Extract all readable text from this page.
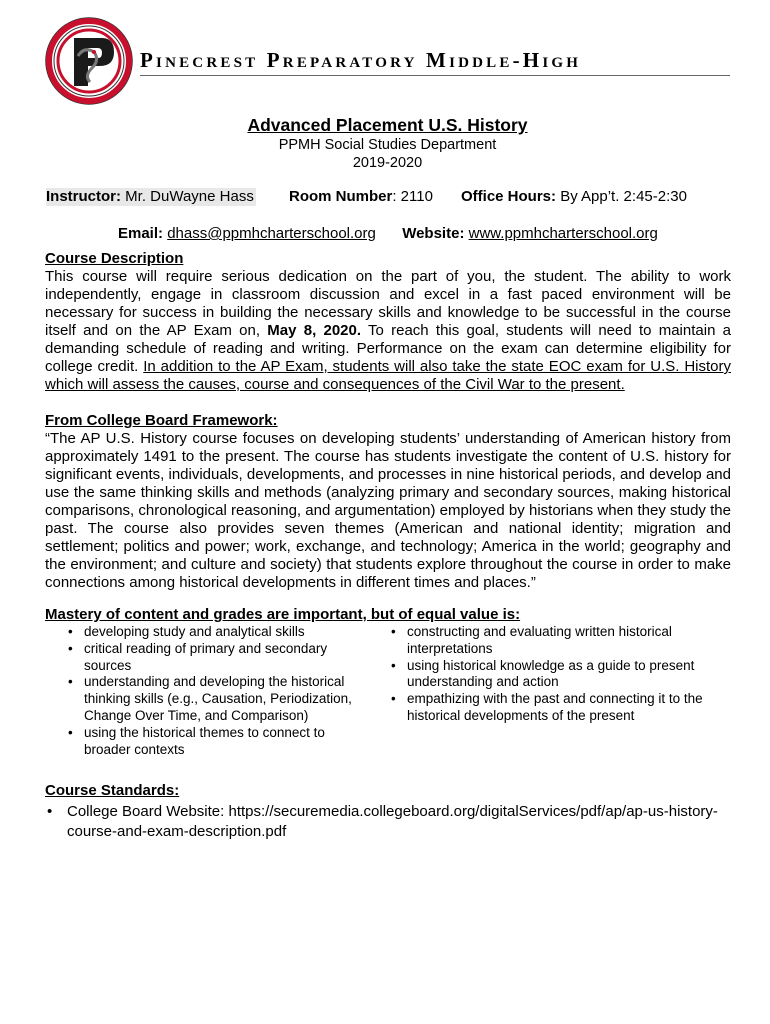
Pinecrest Preparatory Middle-High
Advanced Placement U.S. History
PPMH Social Studies Department
2019-2020
Instructor: Mr. DuWayne Hass Room Number: 2110 Office Hours: By App’t. 2:45-2:30
Email: dhass@ppmhcharterschool.org Website: www.ppmhcharterschool.org
Course Description
This course will require serious dedication on the part of you, the student. The ability to work independently, engage in classroom discussion and excel in a fast paced environment will be necessary for success in building the necessary skills and knowledge to be successful in the course itself and on the AP Exam on, May 8, 2020. To reach this goal, students will need to maintain a demanding schedule of reading and writing. Performance on the exam can determine eligibility for college credit. In addition to the AP Exam, students will also take the state EOC exam for U.S. History which will assess the causes, course and consequences of the Civil War to the present.
From College Board Framework:
“The AP U.S. History course focuses on developing students’ understanding of American history from approximately 1491 to the present. The course has students investigate the content of U.S. history for significant events, individuals, developments, and processes in nine historical periods, and develop and use the same thinking skills and methods (analyzing primary and secondary sources, making historical comparisons, chronological reasoning, and argumentation) employed by historians when they study the past. The course also provides seven themes (American and national identity; migration and settlement; politics and power; work, exchange, and technology; America in the world; geography and the environment; and culture and society) that students explore throughout the course in order to make connections among historical developments in different times and places.”
Mastery of content and grades are important, but of equal value is:
• developing study and analytical skills
• critical reading of primary and secondary sources
• understanding and developing the historical thinking skills (e.g., Causation, Periodization, Change Over Time, and Comparison)
• using the historical themes to connect to broader contexts
• constructing and evaluating written historical interpretations
• using historical knowledge as a guide to present understanding and action
• empathizing with the past and connecting it to the historical developments of the present
Course Standards:
• College Board Website: https://securemedia.collegeboard.org/digitalServices/pdf/ap/ap-us-history-course-and-exam-description.pdf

--- --- ---

■ **To do**: Return all of the entries word for word, but omit the pictures.

■ **Response for this exercise**:
Extract all readable text from this page.
Pinecrest Preparatory Middle-High
Advanced Placement U.S. History
PPMH Social Studies Department
2019-2020
Instructor: Mr. DuWayne Hass Room Number: 2110 Office Hours: By App’t. 2:45-2:30
Email: dhass@ppmhcharterschool.org Website: www.ppmhcharterschool.org
Course Description
This course will require serious dedication on the part of you, the student. The ability to work independently, engage in classroom discussion and excel in a fast paced environment will be necessary for success in building the necessary skills and knowledge to be successful in the course itself and on the AP Exam on, May 8, 2020. To reach this goal, students will need to maintain a demanding schedule of reading and writing. Performance on the exam can determine eligibility for college credit. In addition to the AP Exam, students will also take the state EOC exam for U.S. History which will assess the causes, course and consequences of the Civil War to the present.
From College Board Framework:
“The AP U.S. History course focuses on developing students’ understanding of American history from approximately 1491 to the present. The course has students investigate the content of U.S. history for significant events, individuals, developments, and processes in nine historical periods, and develop and use the same thinking skills and methods (analyzing primary and secondary sources, making historical comparisons, chronological reasoning, and argumentation) employed by historians when they study the past. The course also provides seven themes (American and national identity; migration and settlement; politics and power; work, exchange, and technology; America in the world; geography and the environment; and culture and society) that students explore throughout the course in order to make connections among historical developments in different times and places.”
Mastery of content and grades are important, but of equal value is:
• developing study and analytical skills
• critical reading of primary and secondary sources
• understanding and developing the historical thinking skills (e.g., Causation, Periodization, Change Over Time, and Comparison)
• using the historical themes to connect to broader contexts
• constructing and evaluating written historical interpretations
• using historical knowledge as a guide to present understanding and action
• empathizing with the past and connecting it to the historical developments of the present
Course Standards:
• College Board Website: https://securemedia.collegeboard.org/digitalServices/pdf/ap/ap-us-history-course-and-exam-description.pdf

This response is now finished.